⟨

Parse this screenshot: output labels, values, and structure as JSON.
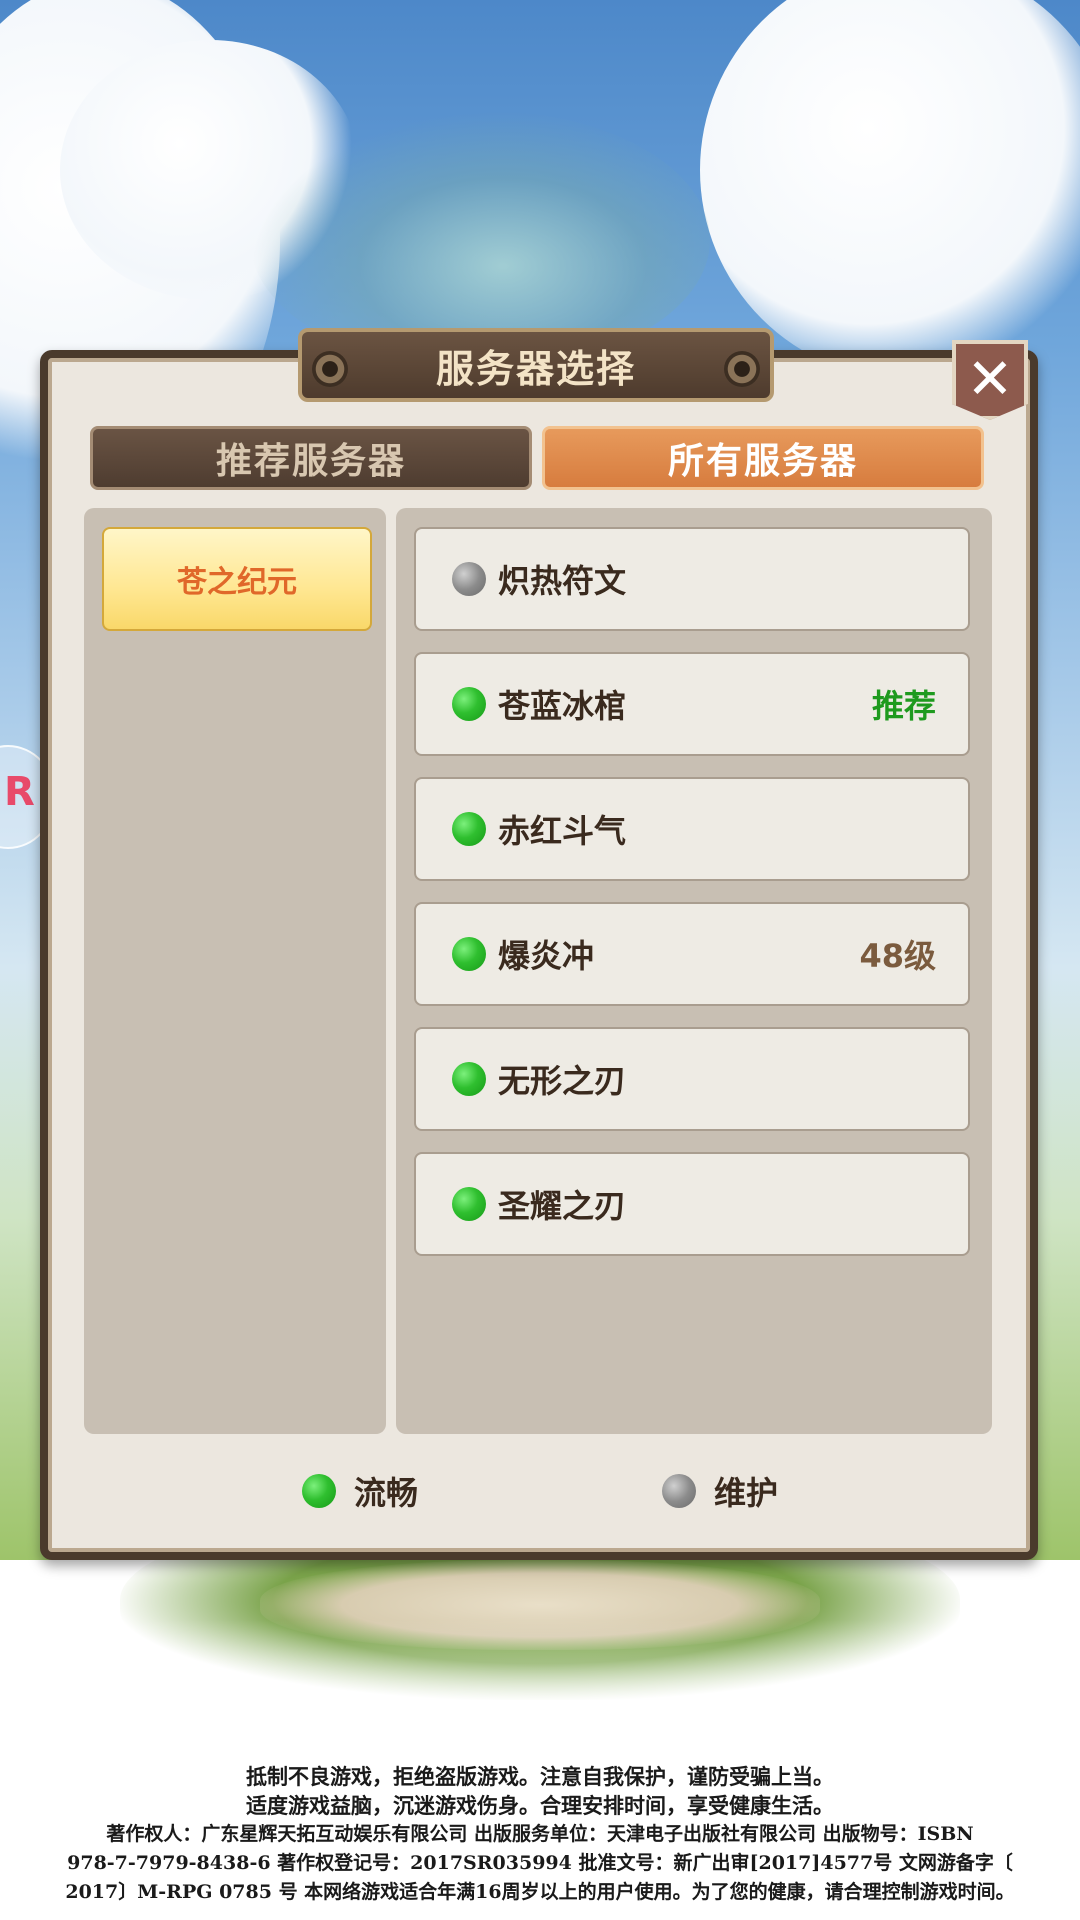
{
  "dialog": {
    "title": "服务器选择",
    "close_label": "✕"
  },
  "tabs": [
    {
      "label": "推荐服务器",
      "active": false
    },
    {
      "label": "所有服务器",
      "active": true
    }
  ],
  "zones": [
    {
      "label": "苍之纪元",
      "selected": true
    }
  ],
  "servers": [
    {
      "name": "炽热符文",
      "status": "maintenance",
      "tag": ""
    },
    {
      "name": "苍蓝冰棺",
      "status": "smooth",
      "tag": "推荐"
    },
    {
      "name": "赤红斗气",
      "status": "smooth",
      "tag": ""
    },
    {
      "name": "爆炎冲",
      "status": "smooth",
      "tag": "48级"
    },
    {
      "name": "无形之刃",
      "status": "smooth",
      "tag": ""
    },
    {
      "name": "圣耀之刃",
      "status": "smooth",
      "tag": ""
    }
  ],
  "legend": {
    "smooth_label": "流畅",
    "maintenance_label": "维护"
  },
  "side_badge": "R",
  "footer": {
    "line1": "抵制不良游戏，拒绝盗版游戏。注意自我保护，谨防受骗上当。",
    "line2": "适度游戏益脑，沉迷游戏伤身。合理安排时间，享受健康生活。",
    "line3": "著作权人：广东星辉天拓互动娱乐有限公司  出版服务单位：天津电子出版社有限公司  出版物号：ISBN",
    "line4": "978-7-7979-8438-6  著作权登记号：2017SR035994  批准文号：新广出审[2017]4577号  文网游备字〔",
    "line5": "2017〕M-RPG 0785 号  本网络游戏适合年满16周岁以上的用户使用。为了您的健康，请合理控制游戏时间。"
  },
  "colors": {
    "status_smooth": "#2fbf2f",
    "status_maintenance": "#8c8c8c",
    "tab_active": "#d77c3e",
    "tab_inactive": "#4e3c30",
    "zone_selected": "#ffe792",
    "tag_recommend": "#1e9a1e"
  }
}
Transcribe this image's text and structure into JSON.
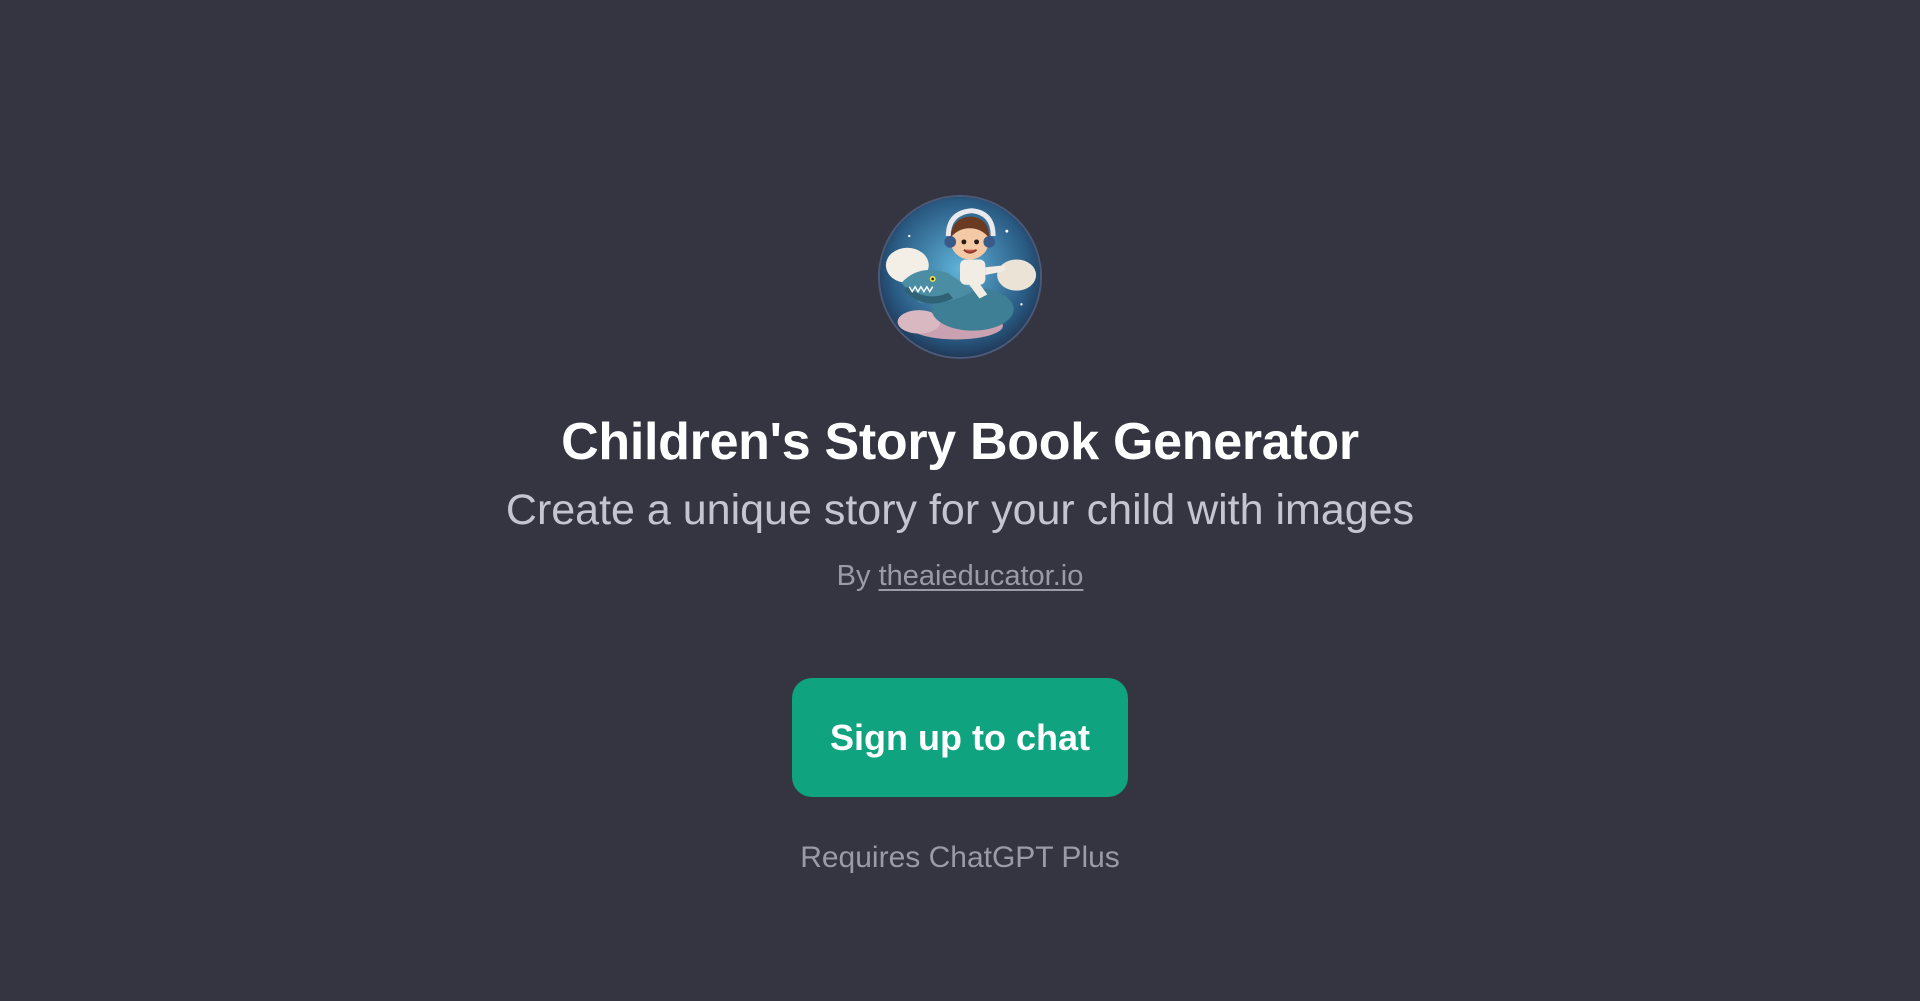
{
  "gpt": {
    "avatar_icon": "child-riding-dinosaur-avatar",
    "title": "Children's Story Book Generator",
    "description": "Create a unique story for your child with images",
    "by_prefix": "By ",
    "author_link": "theaieducator.io"
  },
  "cta": {
    "signup_label": "Sign up to chat",
    "requirement_note": "Requires ChatGPT Plus"
  },
  "colors": {
    "background": "#343541",
    "accent": "#10a37f",
    "title_text": "#ffffff",
    "subtitle_text": "#c5c5d2",
    "muted_text": "#9b9ba6"
  }
}
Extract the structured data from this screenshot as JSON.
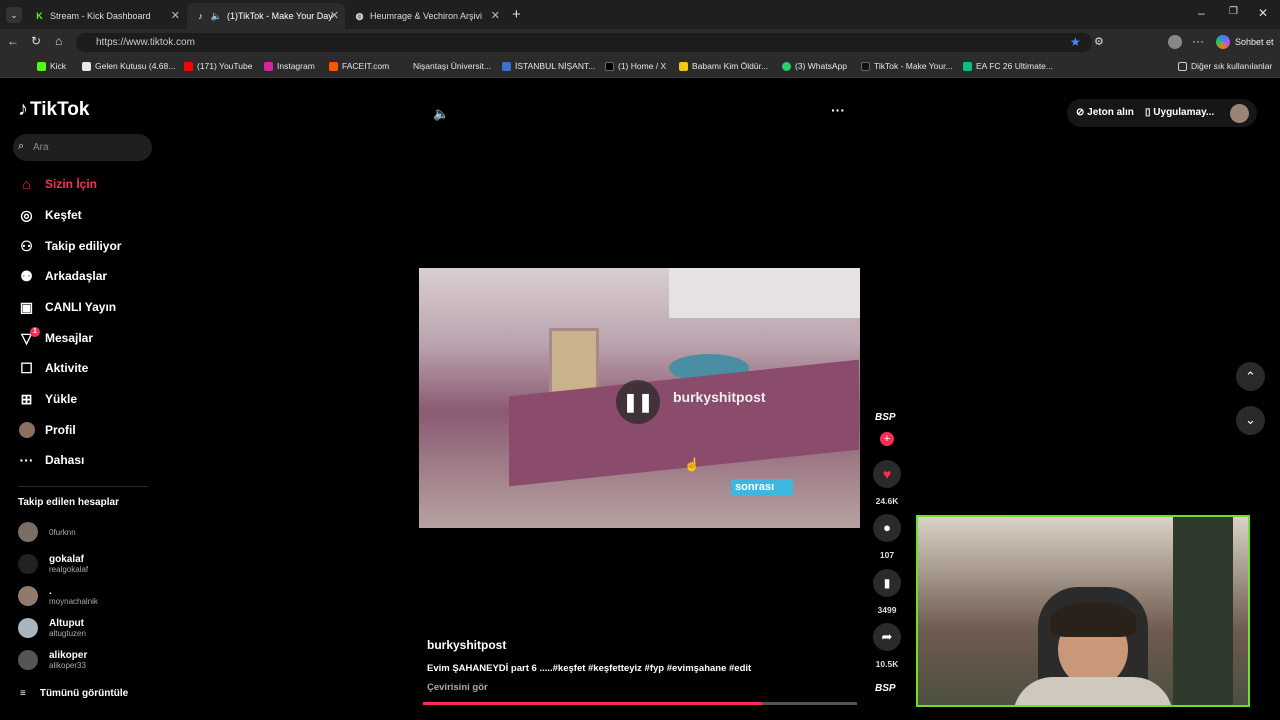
{
  "browser": {
    "tabs": [
      {
        "title": "Stream - Kick Dashboard"
      },
      {
        "title": "(1)TikTok - Make Your Day"
      },
      {
        "title": "Heumrage & Vechiron Arşivi"
      }
    ],
    "url": "https://www.tiktok.com",
    "profile_label": "Sohbet et",
    "bookmarks": [
      "Kick",
      "Gelen Kutusu (4.68...",
      "(171) YouTube",
      "Instagram",
      "FACEIT.com",
      "Nişantaşı Üniversit...",
      "İSTANBUL NİŞANT...",
      "(1) Home / X",
      "Babamı Kim Öldür...",
      "(3) WhatsApp",
      "TikTok - Make Your...",
      "EA FC 26 Ultimate..."
    ],
    "other_bookmarks": "Diğer sık kullanılanlar"
  },
  "tiktok": {
    "logo": "TikTok",
    "search_placeholder": "Ara",
    "nav": [
      {
        "label": "Sizin İçin",
        "icon": "home-icon"
      },
      {
        "label": "Keşfet",
        "icon": "compass-icon"
      },
      {
        "label": "Takip ediliyor",
        "icon": "following-icon"
      },
      {
        "label": "Arkadaşlar",
        "icon": "friends-icon"
      },
      {
        "label": "CANLI Yayın",
        "icon": "live-icon"
      },
      {
        "label": "Mesajlar",
        "icon": "messages-icon",
        "badge": "1"
      },
      {
        "label": "Aktivite",
        "icon": "activity-icon"
      },
      {
        "label": "Yükle",
        "icon": "upload-icon"
      },
      {
        "label": "Profil",
        "icon": "profile-icon"
      },
      {
        "label": "Dahası",
        "icon": "more-icon"
      }
    ],
    "following_title": "Takip edilen hesaplar",
    "following": [
      {
        "name": "",
        "handle": "0furknn"
      },
      {
        "name": "gokalaf",
        "handle": "realgokalaf"
      },
      {
        "name": ".",
        "handle": "moynachalnik"
      },
      {
        "name": "Altuput",
        "handle": "altugtuzen"
      },
      {
        "name": "alikoper",
        "handle": "alikoper33"
      }
    ],
    "see_all": "Tümünü görüntüle",
    "top_right": {
      "coins": "Jeton alın",
      "app": "Uygulamay..."
    },
    "video": {
      "watermark": "burkyshitpost",
      "caption_overlay": "sonrası",
      "author": "burkyshitpost",
      "description": "Evim ŞAHANEYDİ part 6 .....#keşfet #keşfetteyiz #fyp #evimşahane #edit",
      "translate": "Çevirisini gör",
      "progress": 0.78
    },
    "actions": {
      "likes": "24.6K",
      "comments": "107",
      "saves": "3499",
      "shares": "10.5K",
      "avatar_text": "BSP"
    }
  }
}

⟩

Brief: Your copy should hold every record word for word and none of the pictures.

Full answer:
Parse this screenshot: output labels, values, and structure as JSON.
{
  "dialog": {
    "title": "服务器选择",
    "close_label": "✕"
  },
  "tabs": [
    {
      "label": "推荐服务器",
      "active": false
    },
    {
      "label": "所有服务器",
      "active": true
    }
  ],
  "zones": [
    {
      "label": "苍之纪元",
      "selected": true
    }
  ],
  "servers": [
    {
      "name": "炽热符文",
      "status": "maintenance",
      "tag": ""
    },
    {
      "name": "苍蓝冰棺",
      "status": "smooth",
      "tag": "推荐"
    },
    {
      "name": "赤红斗气",
      "status": "smooth",
      "tag": ""
    },
    {
      "name": "爆炎冲",
      "status": "smooth",
      "tag": "48级"
    },
    {
      "name": "无形之刃",
      "status": "smooth",
      "tag": ""
    },
    {
      "name": "圣耀之刃",
      "status": "smooth",
      "tag": ""
    }
  ],
  "legend": {
    "smooth_label": "流畅",
    "maintenance_label": "维护"
  },
  "side_badge": "R",
  "footer": {
    "line1": "抵制不良游戏，拒绝盗版游戏。注意自我保护，谨防受骗上当。",
    "line2": "适度游戏益脑，沉迷游戏伤身。合理安排时间，享受健康生活。",
    "line3": "著作权人：广东星辉天拓互动娱乐有限公司  出版服务单位：天津电子出版社有限公司  出版物号：ISBN",
    "line4": "978-7-7979-8438-6  著作权登记号：2017SR035994  批准文号：新广出审[2017]4577号  文网游备字〔",
    "line5": "2017〕M-RPG 0785 号  本网络游戏适合年满16周岁以上的用户使用。为了您的健康，请合理控制游戏时间。"
  },
  "colors": {
    "status_smooth": "#2fbf2f",
    "status_maintenance": "#8c8c8c",
    "tab_active": "#d77c3e",
    "tab_inactive": "#4e3c30",
    "zone_selected": "#ffe792",
    "tag_recommend": "#1e9a1e"
  }
}
Transcribe this image's text and structure into JSON.
{
  "gpt": {
    "avatar_icon": "child-riding-dinosaur-avatar",
    "title": "Children's Story Book Generator",
    "description": "Create a unique story for your child with images",
    "by_prefix": "By ",
    "author_link": "theaieducator.io"
  },
  "cta": {
    "signup_label": "Sign up to chat",
    "requirement_note": "Requires ChatGPT Plus"
  },
  "colors": {
    "background": "#343541",
    "accent": "#10a37f",
    "title_text": "#ffffff",
    "subtitle_text": "#c5c5d2",
    "muted_text": "#9b9ba6"
  }
}
Extract the structured data from this screenshot as JSON.
{
  "browser": {
    "tabs": [
      {
        "title": "Stream - Kick Dashboard"
      },
      {
        "title": "(1)TikTok - Make Your Day"
      },
      {
        "title": "Heumrage & Vechiron Arşivi"
      }
    ],
    "url": "https://www.tiktok.com",
    "profile_label": "Sohbet et",
    "bookmarks": [
      "Kick",
      "Gelen Kutusu (4.68...",
      "(171) YouTube",
      "Instagram",
      "FACEIT.com",
      "Nişantaşı Üniversit...",
      "İSTANBUL NİŞANT...",
      "(1) Home / X",
      "Babamı Kim Öldür...",
      "(3) WhatsApp",
      "TikTok - Make Your...",
      "EA FC 26 Ultimate..."
    ],
    "other_bookmarks": "Diğer sık kullanılanlar"
  },
  "tiktok": {
    "logo": "TikTok",
    "search_placeholder": "Ara",
    "nav": [
      {
        "label": "Sizin İçin",
        "icon": "home-icon"
      },
      {
        "label": "Keşfet",
        "icon": "compass-icon"
      },
      {
        "label": "Takip ediliyor",
        "icon": "following-icon"
      },
      {
        "label": "Arkadaşlar",
        "icon": "friends-icon"
      },
      {
        "label": "CANLI Yayın",
        "icon": "live-icon"
      },
      {
        "label": "Mesajlar",
        "icon": "messages-icon",
        "badge": "1"
      },
      {
        "label": "Aktivite",
        "icon": "activity-icon"
      },
      {
        "label": "Yükle",
        "icon": "upload-icon"
      },
      {
        "label": "Profil",
        "icon": "profile-icon"
      },
      {
        "label": "Dahası",
        "icon": "more-icon"
      }
    ],
    "following_title": "Takip edilen hesaplar",
    "following": [
      {
        "name": "",
        "handle": "0furknn"
      },
      {
        "name": "gokalaf",
        "handle": "realgokalaf"
      },
      {
        "name": ".",
        "handle": "moynachalnik"
      },
      {
        "name": "Altuput",
        "handle": "altugtuzen"
      },
      {
        "name": "alikoper",
        "handle": "alikoper33"
      }
    ],
    "see_all": "Tümünü görüntüle",
    "top_right": {
      "coins": "Jeton alın",
      "app": "Uygulamay..."
    },
    "video": {
      "watermark": "burkyshitpost",
      "caption_overlay": "sonrası",
      "author": "burkyshitpost",
      "description": "Evim ŞAHANEYDİ part 6 .....#keşfet #keşfetteyiz #fyp #evimşahane #edit",
      "translate": "Çevirisini gör",
      "progress": 0.78
    },
    "actions": {
      "likes": "24.6K",
      "comments": "107",
      "saves": "3499",
      "shares": "10.5K",
      "avatar_text": "BSP"
    }
  }
}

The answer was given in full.